◆ Objective:
Select all lines with the string "frac" in them, and copy those lines.

◆ Materials provided:
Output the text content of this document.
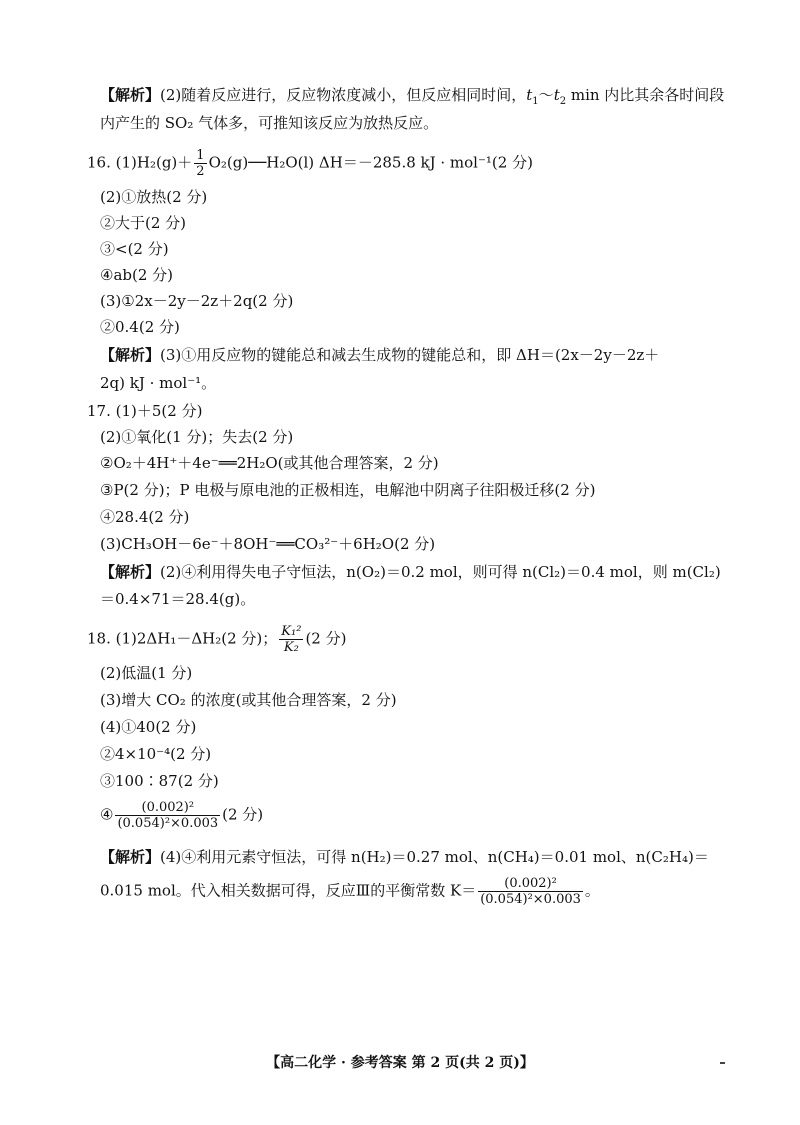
【解析】(2)随着反应进行，反应物浓度减小，但反应相同时间，$t_1\sim t_2$ min 内比其余各时间段
内产生的 SO₂ 气体多，可推知该反应为放热反应。
16. $(1)H_2(g)+ \frac{1}{2}$ O₂(g)──H₂O(l) ΔH＝－285.8 kJ · mol⁻¹(2 分)
(2)①放热(2 分)
②大于(2 分)
③<(2 分)
④ab(2 分)
(3)①2x－2y－2z＋2q(2 分)
②0.4(2 分)
【解析】(3)①用反应物的键能总和减去生成物的键能总和，即 ΔH＝(2x－2y－2z＋
2q) kJ · mol⁻¹。
17. (1)＋5(2 分)
(2)①氧化(1 分)；失去(2 分)
②O₂＋4H⁺＋4e⁻══2H₂O(或其他合理答案，2 分)
③P(2 分)；P 电极与原电池的正极相连，电解池中阴离子往阳极迁移(2 分)
④28.4(2 分)
(3)CH₃OH－6e⁻＋8OH⁻══CO₃²⁻＋6H₂O(2 分)
【解析】(2)④利用得失电子守恒法，n(O₂)＝0.2 mol，则可得 n(Cl₂)＝0.4 mol，则 m(Cl₂)
＝0.4×71＝28.4(g)。
18. (1)2ΔH₁－ΔH₂(2 分)； $\frac{\text{K₁²}}{\text{K₂}} (2$ 分)
(2)低温(1 分)
(3)增大 CO₂ 的浓度(或其他合理答案，2 分)
(4)①40(2 分)
②4×10⁻⁴(2 分)
③100∶87(2 分)
④ $\frac{\text{(0.002)²}}{\text{(0.054)²×0.003}} (2$ 分)
【解析】(4)④利用元素守恒法，可得 n(H₂)＝0.27 mol、n(CH₄)＝0.01 mol、n(C₂H₄)＝
0.015 mol。代入相关数据可得，反应Ⅲ的平衡常数 $K= \frac{\text{(0.002)²}}{\text{(0.054)²×0.003}}$ 。
【高二化学 · 参考答案 第 2 页(共 2 页)】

◆ Result for this task:
16. $(1)H_2(g)+ \frac{1}{2}$ O₂(g)──H₂O(l) ΔH＝－285.8 kJ · mol⁻¹(2 分)
18. (1)2ΔH₁－ΔH₂(2 分)； $\frac{\text{K₁²}}{\text{K₂}} (2$ 分)
④ $\frac{\text{(0.002)²}}{\text{(0.054)²×0.003}} (2$ 分)
0.015 mol。代入相关数据可得，反应Ⅲ的平衡常数 $K= \frac{\text{(0.002)²}}{\text{(0.054)²×0.003}}$ 。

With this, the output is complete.